- _Série d'exercices_:
1: D'après le texte fourni, en quelle année les parents Ovart ont-ils été déclarés Justes parmi les Nations ?
2: Veuillez restituer mot pour mot la partie du texte fourni qui commence par "Hélène Gancarska survécut" et s'achève sur "Dossin à Malines.".

- _Texte fourni_:

^^^^^^^^

Het pensionaat Gatti de Gamond in de André Fauchillestraat in Sint-Pieters-Woluwe. © Archives WSP / Archieven SPW – Collection communale

Andrée Ovart fut libérée le 29 juillet après avoir été interrogée à plusieurs reprises avenue Louise. Ses parents resteront enfermés huit mois à Saint-Gilles, avant d’être déportés sans jugement par mesure de sûreté militaire aux camps de Ravensbrück et Sachsenhausen. Odile Ovart fut présumée décédée à Bergen-Belsen, dans le courant du mois de mars 1945. Son mari Rémy Ovart fut assassiné pendant l’évacuation du camp de Buchenwald, au début du mois d’avril, un ou deux jours avant la libération du camp. Le seul motif déclaré de leur arrestation est l’hébergement illégal de Juifs. Mais on sait aujourd’hui qu’ils appartenaient à la Légion belge depuis début 41 et avaient, à ce titre, également hébergé des militaires, des aviateurs, des réfractaires ou des soldats alliés dans leur pensionnat jusqu’en 1943, ce qui a pu être retenu contre eux comme circonstances aggravantes dans leur déportation.

Parmi la douzaine d’enfants arrêtés ce 12 juin 1943, rue André Fauchille, certains n’ont pas été déportés. Un petit garçon de deux ans et demi, dont on ne connaissait que le prénom, fut libéré à la mi-juillet avec d’autres « enfants isolés » et placé dans une pouponnière de l’AJB. Un autre enfant, encore non identifié, aurait bénéficié de l’appui d’une légation étrangère ; enfin Bernard Lipszstadt, bien qu’âgé de douze ans, s’évada de l’hôpital de Malines le 28 juillet, soit trois jours avant le départ du train. Il témoigna ensuite pour la mémoire de ses camarades et des parents Ovart, qui seront déclarés Justes parmi les Nations en 1994.

Bernard Lipsztadt parvient à s’enfuir de l’hôpital de Malines, où il a été soigné du 6 juillet au 28 juillet 1943. Il a échappé à la déportation © Association pour la Mémoire de la Shoah – Bruxelles
Hélène Gancarska, © SVG – Bruxelles

Hélène Gancarska survécut à la déportation après s’être échappée d’une Marche de la mort consécutive à l’évacuation d’Auschwitz, mais elle ne retrouvera la liberté qu’à la fin du mois d’avril 1945. Elle ne cessera de répéter qu’elle n’a dû sa survie qu’à ses amies résistantes avec qui elle s’était liée pendant les deux heures de promenade quotidienne qu’elles faisaient dans la cour de la caserne Dossin à Malines.

Séparée de « ses » enfants avant le départ du train, elle apprit qu’ils étaient montés dans les camions qui attendaient les plus faibles à l’arrivée du convoi. Elle ne connut leur sort qu’à l’issue de la période de quarantaine pendant laquelle on procédait à l’épouillage et au marquage des nouvelles venues. C’est la prisonnière préposée aux vêtements qui lui fit comprendre ce qu’ils étaient devenus en lui montrant la fumée des crématoires, quand elle lui demanda des nouvelles de « ses » enfants.

^^^^^^^^

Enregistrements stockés

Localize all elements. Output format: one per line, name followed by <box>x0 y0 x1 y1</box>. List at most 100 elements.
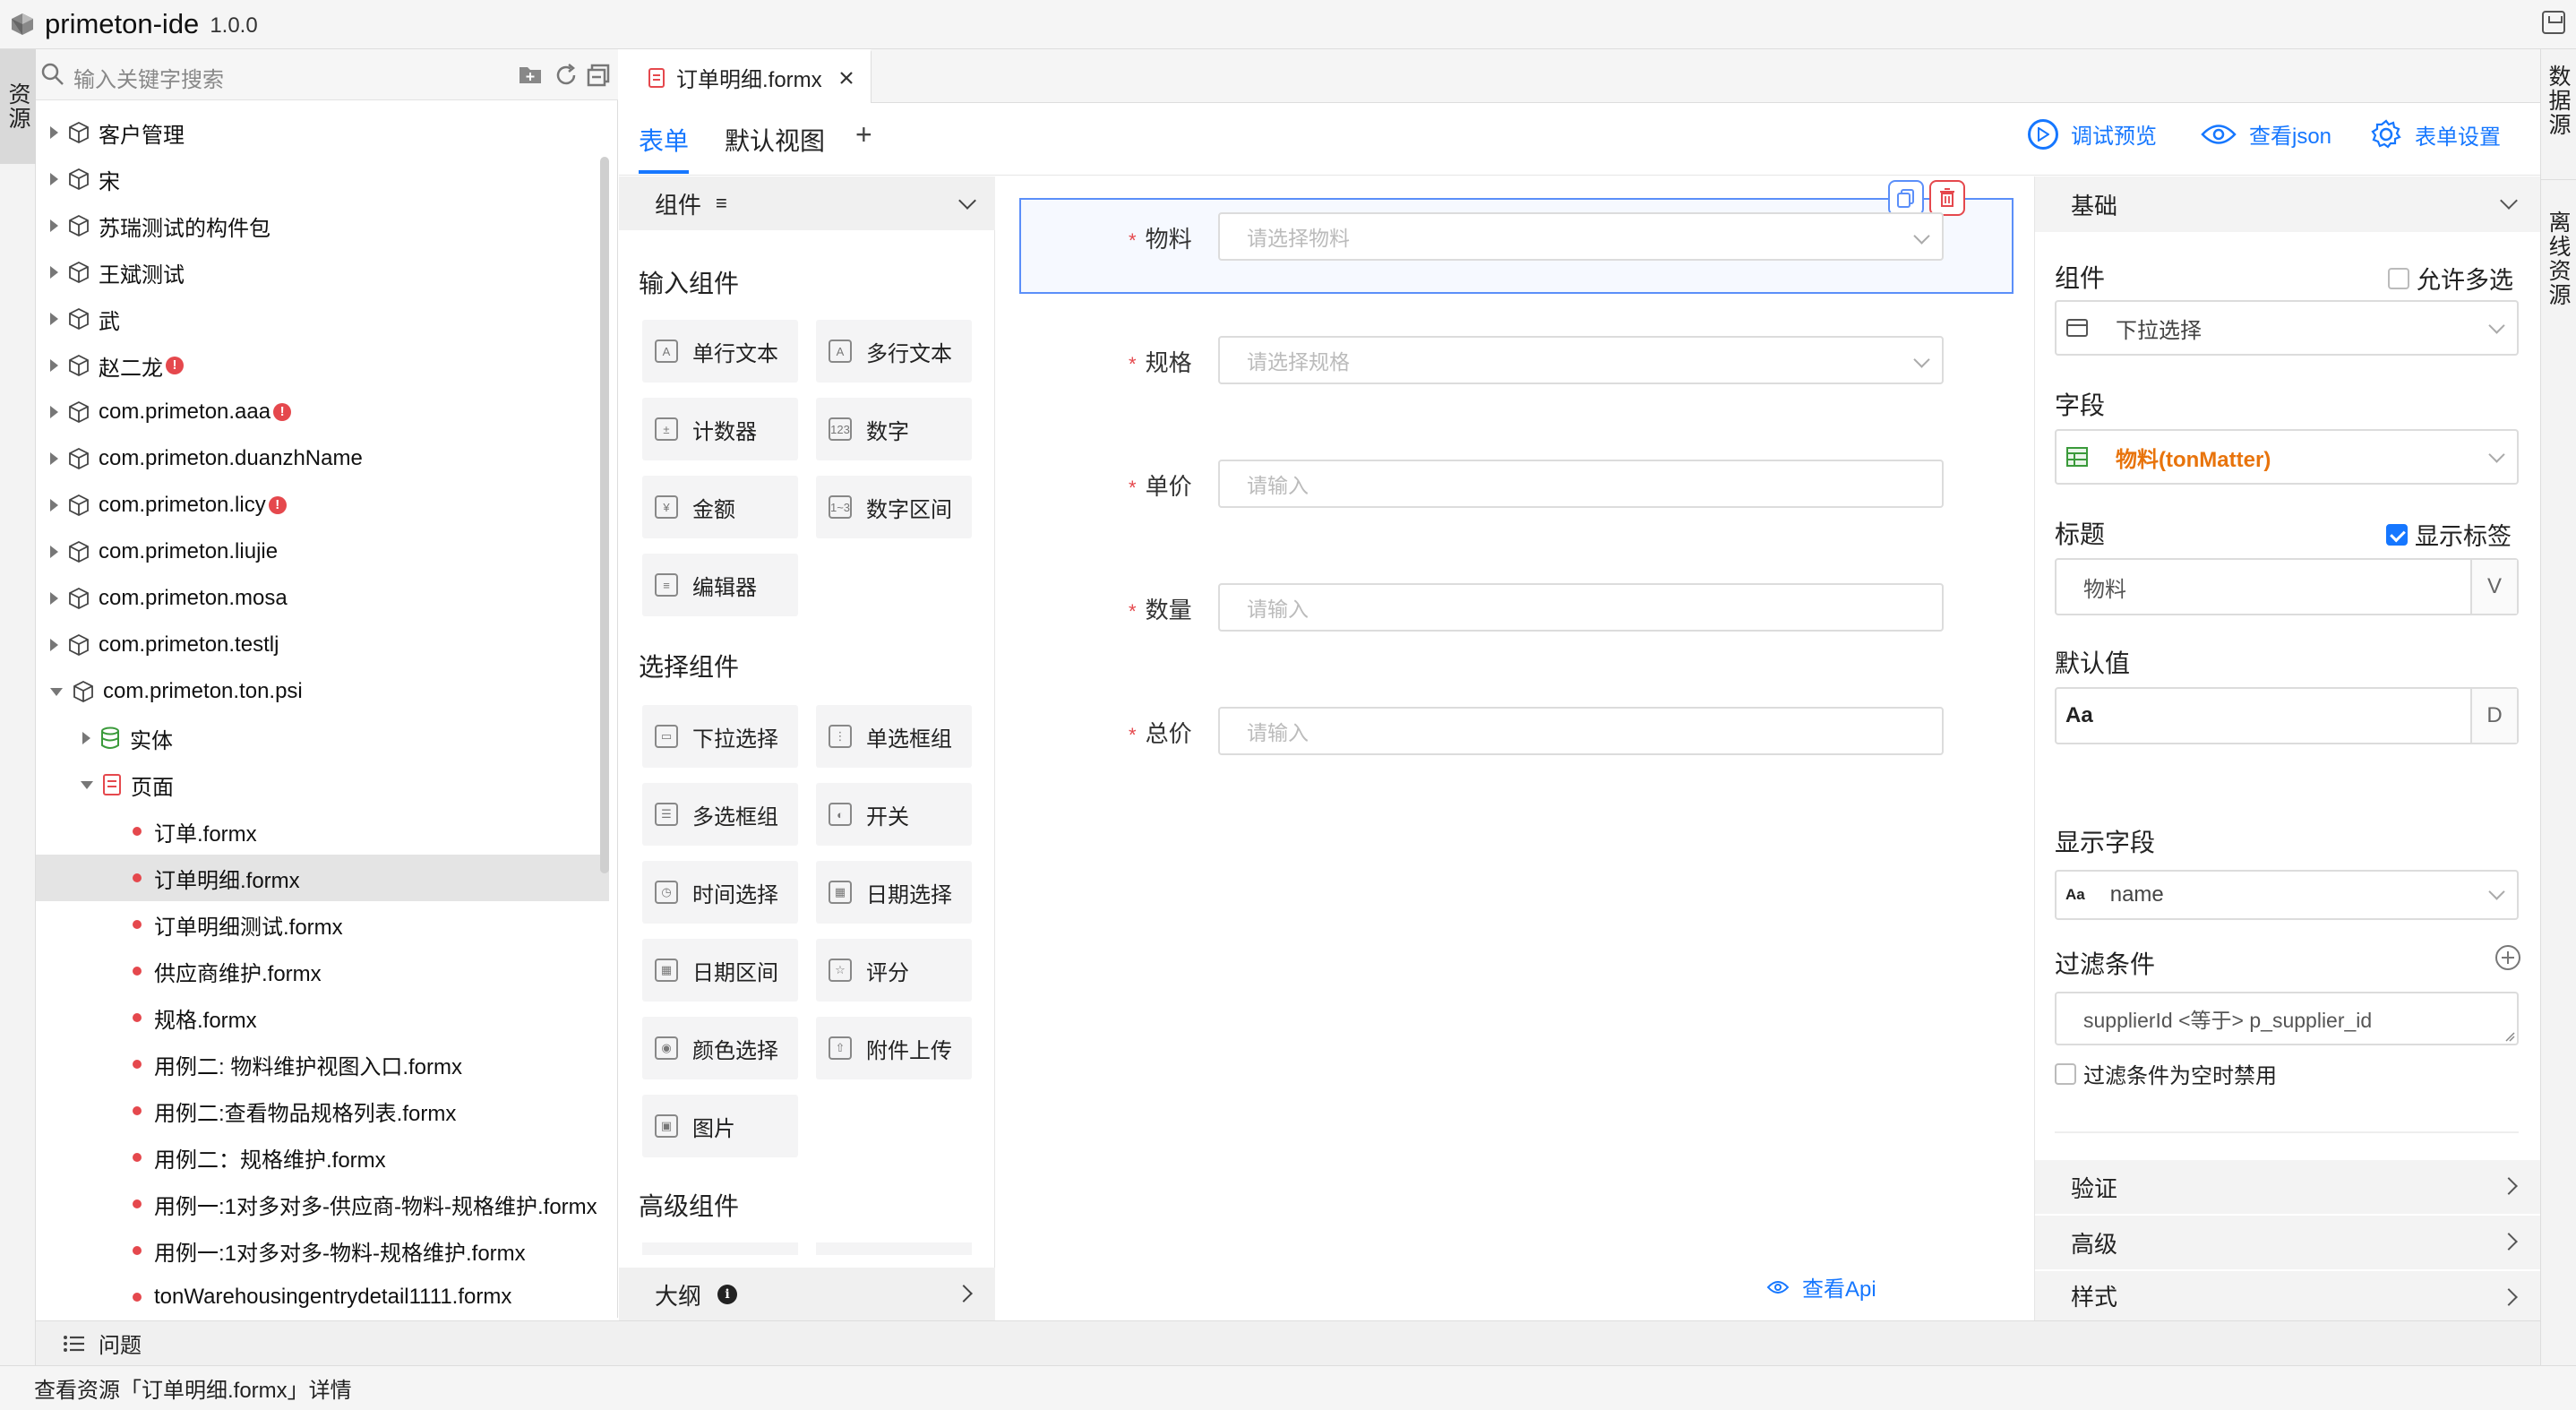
palette-item[interactable]: A 多行文本 <box>816 320 972 383</box>
chevron-right-icon[interactable] <box>50 546 58 558</box>
props-basic-header[interactable]: 基础 <box>2035 176 2540 232</box>
allow-multi-checkbox[interactable]: 允许多选 <box>2388 261 2513 296</box>
palette-item[interactable]: ± 计数器 <box>642 398 798 460</box>
add-filter-icon[interactable] <box>2494 943 2522 972</box>
chevron-down-icon[interactable] <box>81 780 93 789</box>
field-input[interactable]: 请输入 <box>1218 460 1944 508</box>
field-input[interactable]: 请输入 <box>1218 583 1944 632</box>
props-validate-header[interactable]: 验证 <box>2035 1160 2540 1214</box>
form-settings-button[interactable]: 表单设置 <box>2370 118 2501 150</box>
tree-item-form-file[interactable]: 订单.formx <box>36 808 609 855</box>
tree-item-package[interactable]: 赵二龙! <box>36 342 609 389</box>
tree-item-form-file[interactable]: 用例一:1对多对多-供应商-物料-规格维护.formx <box>36 1181 609 1227</box>
editor-tab-active[interactable]: 订单明细.formx <box>619 49 872 103</box>
tree-item-form-file[interactable]: 用例二: 物料维护视图入口.formx <box>36 1041 609 1088</box>
palette-item[interactable]: ◷ 时间选择 <box>642 861 798 924</box>
palette-item[interactable]: ▭ 下拉选择 <box>642 705 798 768</box>
tree-item-form-file[interactable]: 用例二：规格维护.formx <box>36 1134 609 1181</box>
props-advanced-header[interactable]: 高级 <box>2035 1216 2540 1269</box>
tree-item-form-file[interactable]: 供应商维护.formx <box>36 948 609 994</box>
tree-item-package[interactable]: 苏瑞测试的构件包 <box>36 202 609 249</box>
tree-item-form-file[interactable]: tonWarehousingentrydetail1111.formx <box>36 1274 609 1309</box>
palette-item[interactable]: ≡ 编辑器 <box>642 554 798 616</box>
tree-item-form-file[interactable]: 订单明细测试.formx <box>36 901 609 948</box>
field-input[interactable]: 请输入 <box>1218 707 1944 755</box>
palette-item[interactable]: ⋮ 单选框组 <box>816 705 972 768</box>
chevron-right-icon[interactable] <box>82 732 90 744</box>
tree-item-form-file[interactable]: 用例一:1对多对多-物料-规格维护.formx <box>36 1227 609 1274</box>
display-field-select[interactable]: Aa name <box>2055 870 2519 920</box>
tree-item-package[interactable]: 王斌测试 <box>36 249 609 296</box>
chevron-right-icon[interactable] <box>50 639 58 651</box>
copy-field-button[interactable] <box>1888 180 1924 216</box>
resources-tab[interactable]: 资源 <box>0 49 36 164</box>
view-api-link[interactable]: 查看Api <box>1766 1271 1876 1303</box>
chevron-right-icon[interactable] <box>50 499 58 512</box>
tree-item-package[interactable]: com.primeton.aaa! <box>36 389 609 435</box>
resize-handle-icon[interactable] <box>2504 1031 2515 1042</box>
problems-panel-header[interactable]: 问题 <box>36 1320 2540 1365</box>
tree-item-form-file[interactable]: 规格.formx <box>36 994 609 1041</box>
tree-item-entity[interactable]: 实体 <box>36 715 609 761</box>
palette-item[interactable]: A 单行文本 <box>642 320 798 383</box>
field-select[interactable]: 请选择规格 <box>1218 336 1944 384</box>
tree-item-package[interactable]: com.primeton.licy! <box>36 482 609 529</box>
props-style-header[interactable]: 样式 <box>2035 1271 2540 1320</box>
tree-item-package[interactable]: com.primeton.ton.psi <box>36 668 609 715</box>
palette-item[interactable]: ⇧ 附件上传 <box>816 1017 972 1079</box>
palette-item[interactable]: ☆ 评分 <box>816 939 972 1002</box>
palette-item[interactable]: ◐ 开关 <box>816 783 972 846</box>
palette-item[interactable]: ▦ 日期选择 <box>816 861 972 924</box>
tab-form[interactable]: 表单 <box>639 122 689 158</box>
outline-header[interactable]: 大纲 i <box>619 1268 995 1321</box>
delete-field-button[interactable] <box>1929 180 1965 216</box>
palette-menu-icon[interactable]: ≡ <box>716 192 727 215</box>
chevron-right-icon[interactable] <box>50 126 58 139</box>
component-type-select[interactable]: 下拉选择 <box>2055 300 2519 356</box>
explorer-scrollbar[interactable] <box>600 157 609 873</box>
title-input[interactable]: 物料 V <box>2055 558 2519 615</box>
default-value-input[interactable]: Aa D <box>2055 687 2519 744</box>
chevron-right-icon[interactable] <box>50 592 58 605</box>
palette-item[interactable]: 123 数字 <box>816 398 972 460</box>
tree-item-package[interactable]: com.primeton.mosa <box>36 575 609 622</box>
debug-preview-button[interactable]: 调试预览 <box>2028 118 2157 150</box>
default-value-expression-button[interactable]: D <box>2470 689 2517 743</box>
window-menu-icon[interactable] <box>2542 11 2565 34</box>
filter-disable-checkbox[interactable]: 过滤条件为空时禁用 <box>2055 1058 2277 1089</box>
chevron-right-icon[interactable] <box>50 452 58 465</box>
filter-textarea[interactable]: supplierId <等于> p_supplier_id <box>2055 992 2519 1045</box>
chevron-down-icon[interactable] <box>958 192 976 210</box>
tree-item-package[interactable]: com.primeton.testlj <box>36 622 609 668</box>
datasource-tab[interactable]: 数据源 <box>2540 56 2576 163</box>
close-icon[interactable] <box>838 70 854 86</box>
field-select[interactable]: 请选择物料 <box>1218 212 1944 261</box>
tree-item-form-file[interactable]: 用例二:查看物品规格列表.formx <box>36 1088 609 1134</box>
chevron-right-icon[interactable] <box>50 266 58 279</box>
chevron-right-icon[interactable] <box>50 173 58 185</box>
tree-item-form-file[interactable]: 订单明细.formx <box>36 855 609 901</box>
chevron-right-icon[interactable] <box>50 359 58 372</box>
tree-item-package[interactable]: 武 <box>36 296 609 342</box>
view-json-button[interactable]: 查看json <box>2201 118 2331 150</box>
add-tab-button[interactable]: + <box>855 118 872 151</box>
chevron-right-icon[interactable] <box>50 313 58 325</box>
palette-item[interactable]: ☰ 多选框组 <box>642 783 798 846</box>
offline-resources-tab[interactable]: 离线资源 <box>2540 202 2576 345</box>
chevron-right-icon[interactable] <box>50 219 58 232</box>
palette-item[interactable]: 1~3 数字区间 <box>816 476 972 538</box>
show-label-checkbox[interactable]: 显示标签 <box>2386 517 2512 552</box>
field-select[interactable]: 物料(tonMatter) <box>2055 429 2519 485</box>
chevron-right-icon[interactable] <box>50 406 58 418</box>
tree-item-package[interactable]: com.primeton.liujie <box>36 529 609 575</box>
chevron-down-icon[interactable] <box>50 687 63 696</box>
palette-item[interactable]: ◉ 颜色选择 <box>642 1017 798 1079</box>
tree-item-pages[interactable]: 页面 <box>36 761 609 808</box>
palette-item[interactable]: ¥ 金额 <box>642 476 798 538</box>
tree-item-package[interactable]: 客户管理 <box>36 109 609 156</box>
palette-item[interactable]: ▦ 日期区间 <box>642 939 798 1002</box>
tree-item-package[interactable]: 宋 <box>36 156 609 202</box>
tab-default-view[interactable]: 默认视图 <box>725 122 825 158</box>
palette-item[interactable]: ▣ 图片 <box>642 1095 798 1157</box>
tree-item-package[interactable]: com.primeton.duanzhName <box>36 435 609 482</box>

^^^^^^^^

- _Réponses complètes_:
1: En 1994.

2:
Hélène Gancarska survécut à la déportation après s’être échappée d’une Marche de la mort consécutive à l’évacuation d’Auschwitz, mais elle ne retrouvera la liberté qu’à la fin du mois d’avril 1945. Elle ne cessera de répéter qu’elle n’a dû sa survie qu’à ses amies résistantes avec qui elle s’était liée pendant les deux heures de promenade quotidienne qu’elles faisaient dans la cour de la caserne Dossin à Malines.